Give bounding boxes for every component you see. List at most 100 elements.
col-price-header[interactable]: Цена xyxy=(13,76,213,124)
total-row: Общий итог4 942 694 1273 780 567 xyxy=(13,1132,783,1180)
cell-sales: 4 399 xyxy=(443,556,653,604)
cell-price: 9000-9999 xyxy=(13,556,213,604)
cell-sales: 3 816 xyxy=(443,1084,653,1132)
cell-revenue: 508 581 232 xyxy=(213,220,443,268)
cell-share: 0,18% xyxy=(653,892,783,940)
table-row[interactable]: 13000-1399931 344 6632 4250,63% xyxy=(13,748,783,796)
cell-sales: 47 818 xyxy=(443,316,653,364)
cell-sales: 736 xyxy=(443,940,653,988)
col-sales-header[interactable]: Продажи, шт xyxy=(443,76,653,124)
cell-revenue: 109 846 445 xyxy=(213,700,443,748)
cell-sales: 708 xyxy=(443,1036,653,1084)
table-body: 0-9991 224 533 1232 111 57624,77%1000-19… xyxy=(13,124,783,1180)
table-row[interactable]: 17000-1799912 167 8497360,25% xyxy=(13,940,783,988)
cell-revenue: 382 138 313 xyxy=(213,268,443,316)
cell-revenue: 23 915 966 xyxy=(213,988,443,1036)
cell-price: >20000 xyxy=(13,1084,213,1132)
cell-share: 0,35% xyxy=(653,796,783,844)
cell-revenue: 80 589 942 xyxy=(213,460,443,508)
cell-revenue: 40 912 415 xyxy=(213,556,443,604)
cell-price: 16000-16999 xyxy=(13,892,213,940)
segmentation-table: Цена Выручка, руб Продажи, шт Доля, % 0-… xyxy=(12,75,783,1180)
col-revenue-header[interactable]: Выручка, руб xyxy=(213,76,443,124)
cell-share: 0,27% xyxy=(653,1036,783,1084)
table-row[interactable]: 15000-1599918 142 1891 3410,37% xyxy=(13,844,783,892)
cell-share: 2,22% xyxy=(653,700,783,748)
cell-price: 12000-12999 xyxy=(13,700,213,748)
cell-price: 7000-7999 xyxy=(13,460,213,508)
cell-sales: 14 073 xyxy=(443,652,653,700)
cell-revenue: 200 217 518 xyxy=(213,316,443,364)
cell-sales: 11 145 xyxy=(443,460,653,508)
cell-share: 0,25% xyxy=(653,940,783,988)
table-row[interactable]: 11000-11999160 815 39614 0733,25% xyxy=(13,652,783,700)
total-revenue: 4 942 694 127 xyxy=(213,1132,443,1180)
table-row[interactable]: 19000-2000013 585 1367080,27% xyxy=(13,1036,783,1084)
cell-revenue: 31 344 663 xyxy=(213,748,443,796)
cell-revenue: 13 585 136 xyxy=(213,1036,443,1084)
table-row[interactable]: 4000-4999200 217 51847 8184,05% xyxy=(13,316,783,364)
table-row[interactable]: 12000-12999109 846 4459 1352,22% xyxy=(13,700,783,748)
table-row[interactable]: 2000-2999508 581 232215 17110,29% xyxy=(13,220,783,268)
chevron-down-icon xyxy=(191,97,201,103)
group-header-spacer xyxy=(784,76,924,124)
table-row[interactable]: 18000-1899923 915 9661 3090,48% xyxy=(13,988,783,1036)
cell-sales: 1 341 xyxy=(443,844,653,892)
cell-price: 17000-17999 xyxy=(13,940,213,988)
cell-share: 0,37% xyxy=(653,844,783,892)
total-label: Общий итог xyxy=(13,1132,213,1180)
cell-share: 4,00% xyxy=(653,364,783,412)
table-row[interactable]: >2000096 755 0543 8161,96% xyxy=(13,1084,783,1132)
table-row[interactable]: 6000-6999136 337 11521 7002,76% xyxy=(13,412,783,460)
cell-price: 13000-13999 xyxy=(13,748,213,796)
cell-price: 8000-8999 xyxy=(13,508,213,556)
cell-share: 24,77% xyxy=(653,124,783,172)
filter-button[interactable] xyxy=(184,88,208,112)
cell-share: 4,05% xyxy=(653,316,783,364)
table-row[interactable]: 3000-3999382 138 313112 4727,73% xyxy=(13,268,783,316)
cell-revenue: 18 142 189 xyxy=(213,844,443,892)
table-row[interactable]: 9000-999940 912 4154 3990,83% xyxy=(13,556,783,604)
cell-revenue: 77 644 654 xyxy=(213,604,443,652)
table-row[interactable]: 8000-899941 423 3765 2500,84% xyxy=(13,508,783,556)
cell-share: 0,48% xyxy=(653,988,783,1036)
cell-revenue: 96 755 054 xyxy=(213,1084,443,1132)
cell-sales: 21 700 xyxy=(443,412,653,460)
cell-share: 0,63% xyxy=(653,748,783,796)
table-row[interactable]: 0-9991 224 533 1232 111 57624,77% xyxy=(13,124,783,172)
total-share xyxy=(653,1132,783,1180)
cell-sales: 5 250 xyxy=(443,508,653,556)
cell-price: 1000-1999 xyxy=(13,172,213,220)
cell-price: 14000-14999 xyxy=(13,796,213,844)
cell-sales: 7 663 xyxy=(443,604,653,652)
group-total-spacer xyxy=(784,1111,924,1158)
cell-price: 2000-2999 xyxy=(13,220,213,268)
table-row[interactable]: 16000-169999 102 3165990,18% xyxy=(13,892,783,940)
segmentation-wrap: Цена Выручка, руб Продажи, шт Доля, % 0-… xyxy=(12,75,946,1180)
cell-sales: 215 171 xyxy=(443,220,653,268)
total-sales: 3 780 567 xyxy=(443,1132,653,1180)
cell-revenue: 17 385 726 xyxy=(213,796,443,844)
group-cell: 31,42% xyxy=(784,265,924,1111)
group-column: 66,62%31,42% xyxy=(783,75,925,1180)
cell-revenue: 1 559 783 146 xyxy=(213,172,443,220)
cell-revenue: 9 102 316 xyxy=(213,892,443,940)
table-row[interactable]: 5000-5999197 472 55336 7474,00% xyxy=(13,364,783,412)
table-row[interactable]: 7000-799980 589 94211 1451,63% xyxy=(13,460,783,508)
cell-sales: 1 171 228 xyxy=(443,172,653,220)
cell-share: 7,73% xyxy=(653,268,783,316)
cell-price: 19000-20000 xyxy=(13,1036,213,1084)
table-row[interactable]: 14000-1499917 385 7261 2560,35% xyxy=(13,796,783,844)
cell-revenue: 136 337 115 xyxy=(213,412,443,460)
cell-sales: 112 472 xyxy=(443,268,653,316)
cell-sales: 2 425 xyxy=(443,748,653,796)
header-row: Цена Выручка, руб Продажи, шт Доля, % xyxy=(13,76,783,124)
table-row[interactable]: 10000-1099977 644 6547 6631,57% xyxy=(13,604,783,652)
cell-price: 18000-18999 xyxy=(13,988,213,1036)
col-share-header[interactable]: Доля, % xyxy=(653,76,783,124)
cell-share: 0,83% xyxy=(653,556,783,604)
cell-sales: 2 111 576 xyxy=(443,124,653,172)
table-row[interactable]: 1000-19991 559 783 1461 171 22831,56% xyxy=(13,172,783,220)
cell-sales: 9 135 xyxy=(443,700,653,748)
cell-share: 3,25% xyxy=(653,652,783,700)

+++++

Please rewrite each of the items above as a JSON list of strings, one string per line, leaving out blank lines.

[
  "Give bounding boxes for every component you see. List at most 100 elements.",
  "col-price-header[interactable]: Цена xyxy=(13,76,213,124)",
  "total-row: Общий итог4 942 694 1273 780 567 xyxy=(13,1132,783,1180)",
  "cell-sales: 4 399 xyxy=(443,556,653,604)",
  "cell-price: 9000-9999 xyxy=(13,556,213,604)",
  "cell-sales: 3 816 xyxy=(443,1084,653,1132)",
  "cell-revenue: 508 581 232 xyxy=(213,220,443,268)",
  "cell-share: 0,18% xyxy=(653,892,783,940)",
  "table-row[interactable]: 13000-1399931 344 6632 4250,63% xyxy=(13,748,783,796)",
  "cell-sales: 47 818 xyxy=(443,316,653,364)",
  "cell-sales: 736 xyxy=(443,940,653,988)",
  "col-sales-header[interactable]: Продажи, шт xyxy=(443,76,653,124)",
  "cell-revenue: 109 846 445 xyxy=(213,700,443,748)",
  "cell-sales: 708 xyxy=(443,1036,653,1084)",
  "table-body: 0-9991 224 533 1232 111 57624,77%1000-19… xyxy=(13,124,783,1180)",
  "table-row[interactable]: 17000-1799912 167 8497360,25% xyxy=(13,940,783,988)",
  "cell-revenue: 382 138 313 xyxy=(213,268,443,316)",
  "cell-revenue: 23 915 966 xyxy=(213,988,443,1036)",
  "cell-price: >20000 xyxy=(13,1084,213,1132)",
  "cell-share: 0,35% xyxy=(653,796,783,844)",
  "cell-revenue: 80 589 942 xyxy=(213,460,443,508)",
  "cell-revenue: 40 912 415 xyxy=(213,556,443,604)",
  "cell-price: 16000-16999 xyxy=(13,892,213,940)",
  "segmentation-table: Цена Выручка, руб Продажи, шт Доля, % 0-… xyxy=(12,75,783,1180)",
  "col-revenue-header[interactable]: Выручка, руб xyxy=(213,76,443,124)",
  "cell-share: 0,27% xyxy=(653,1036,783,1084)",
  "table-row[interactable]: 15000-1599918 142 1891 3410,37% xyxy=(13,844,783,892)",
  "cell-share: 2,22% xyxy=(653,700,783,748)",
  "cell-price: 12000-12999 xyxy=(13,700,213,748)",
  "cell-price: 7000-7999 xyxy=(13,460,213,508)",
  "cell-sales: 14 073 xyxy=(443,652,653,700)",
  "cell-revenue: 200 217 518 xyxy=(213,316,443,364)",
  "cell-sales: 11 145 xyxy=(443,460,653,508)",
  "cell-share: 0,25% xyxy=(653,940,783,988)",
  "table-row[interactable]: 11000-11999160 815 39614 0733,25% xyxy=(13,652,783,700)",
  "total-revenue: 4 942 694 127 xyxy=(213,1132,443,1180)",
  "table-row[interactable]: 19000-2000013 585 1367080,27% xyxy=(13,1036,783,1084)",
  "cell-revenue: 31 344 663 xyxy=(213,748,443,796)",
  "cell-revenue: 13 585 136 xyxy=(213,1036,443,1084)",
  "table-row[interactable]: 4000-4999200 217 51847 8184,05% xyxy=(13,316,783,364)",
  "table-row[interactable]: 12000-12999109 846 4459 1352,22% xyxy=(13,700,783,748)",
  "table-row[interactable]: 2000-2999508 581 232215 17110,29% xyxy=(13,220,783,268)",
  "chevron-down-icon xyxy=(191,97,201,103)",
  "group-header-spacer xyxy=(784,76,924,124)",
  "table-row[interactable]: 18000-1899923 915 9661 3090,48% xyxy=(13,988,783,1036)",
  "cell-sales: 1 341 xyxy=(443,844,653,892)",
  "cell-price: 17000-17999 xyxy=(13,940,213,988)",
  "cell-share: 0,37% xyxy=(653,844,783,892)",
  "total-label: Общий итог xyxy=(13,1132,213,1180)",
  "cell-share: 4,00% xyxy=(653,364,783,412)",
  "table-row[interactable]: >2000096 755 0543 8161,96% xyxy=(13,1084,783,1132)",
  "table-row[interactable]: 6000-6999136 337 11521 7002,76% xyxy=(13,412,783,460)",
  "cell-price: 13000-13999 xyxy=(13,748,213,796)",
  "cell-price: 8000-8999 xyxy=(13,508,213,556)",
  "cell-share: 24,77% xyxy=(653,124,783,172)",
  "filter-button[interactable] xyxy=(184,88,208,112)",
  "cell-share: 4,05% xyxy=(653,316,783,364)",
  "table-row[interactable]: 3000-3999382 138 313112 4727,73% xyxy=(13,268,783,316)",
  "cell-revenue: 18 142 189 xyxy=(213,844,443,892)",
  "table-row[interactable]: 9000-999940 912 4154 3990,83% xyxy=(13,556,783,604)",
  "cell-revenue: 77 644 654 xyxy=(213,604,443,652)",
  "table-row[interactable]: 8000-899941 423 3765 2500,84% xyxy=(13,508,783,556)",
  "cell-share: 0,48% xyxy=(653,988,783,1036)",
  "cell-revenue: 96 755 054 xyxy=(213,1084,443,1132)",
  "cell-sales: 21 700 xyxy=(443,412,653,460)",
  "cell-share: 0,63% xyxy=(653,748,783,796)",
  "table-row[interactable]: 0-9991 224 533 1232 111 57624,77% xyxy=(13,124,783,172)",
  "total-share xyxy=(653,1132,783,1180)",
  "cell-sales: 5 250 xyxy=(443,508,653,556)",
  "cell-price: 1000-1999 xyxy=(13,172,213,220)",
  "cell-price: 14000-14999 xyxy=(13,796,213,844)",
  "cell-sales: 7 663 xyxy=(443,604,653,652)",
  "group-total-spacer xyxy=(784,1111,924,1158)",
  "cell-price: 2000-2999 xyxy=(13,220,213,268)",
  "table-row[interactable]: 16000-169999 102 3165990,18% xyxy=(13,892,783,940)",
  "segmentation-wrap: Цена Выручка, руб Продажи, шт Доля, % 0-… xyxy=(12,75,946,1180)",
  "cell-sales: 215 171 xyxy=(443,220,653,268)",
  "total-sales: 3 780 567 xyxy=(443,1132,653,1180)",
  "cell-revenue: 17 385 726 xyxy=(213,796,443,844)",
  "group-cell: 31,42% xyxy=(784,265,924,1111)",
  "group-column: 66,62%31,42% xyxy=(783,75,925,1180)",
  "cell-revenue: 1 559 783 146 xyxy=(213,172,443,220)",
  "cell-revenue: 9 102 316 xyxy=(213,892,443,940)",
  "table-row[interactable]: 5000-5999197 472 55336 7474,00% xyxy=(13,364,783,412)",
  "table-row[interactable]: 7000-799980 589 94211 1451,63% xyxy=(13,460,783,508)",
  "cell-sales: 1 171 228 xyxy=(443,172,653,220)",
  "cell-share: 7,73% xyxy=(653,268,783,316)",
  "cell-price: 19000-20000 xyxy=(13,1036,213,1084)",
  "table-row[interactable]: 14000-1499917 385 7261 2560,35% xyxy=(13,796,783,844)",
  "cell-revenue: 136 337 115 xyxy=(213,412,443,460)",
  "cell-sales: 112 472 xyxy=(443,268,653,316)",
  "cell-sales: 2 425 xyxy=(443,748,653,796)",
  "header-row: Цена Выручка, руб Продажи, шт Доля, % xyxy=(13,76,783,124)",
  "table-row[interactable]: 10000-1099977 644 6547 6631,57% xyxy=(13,604,783,652)",
  "cell-price: 18000-18999 xyxy=(13,988,213,1036)",
  "col-share-header[interactable]: Доля, % xyxy=(653,76,783,124)",
  "cell-share: 0,83% xyxy=(653,556,783,604)",
  "cell-sales: 2 111 576 xyxy=(443,124,653,172)",
  "table-row[interactable]: 1000-19991 559 783 1461 171 22831,56% xyxy=(13,172,783,220)",
  "cell-sales: 9 135 xyxy=(443,700,653,748)",
  "cell-share: 3,25% xyxy=(653,652,783,700)"
]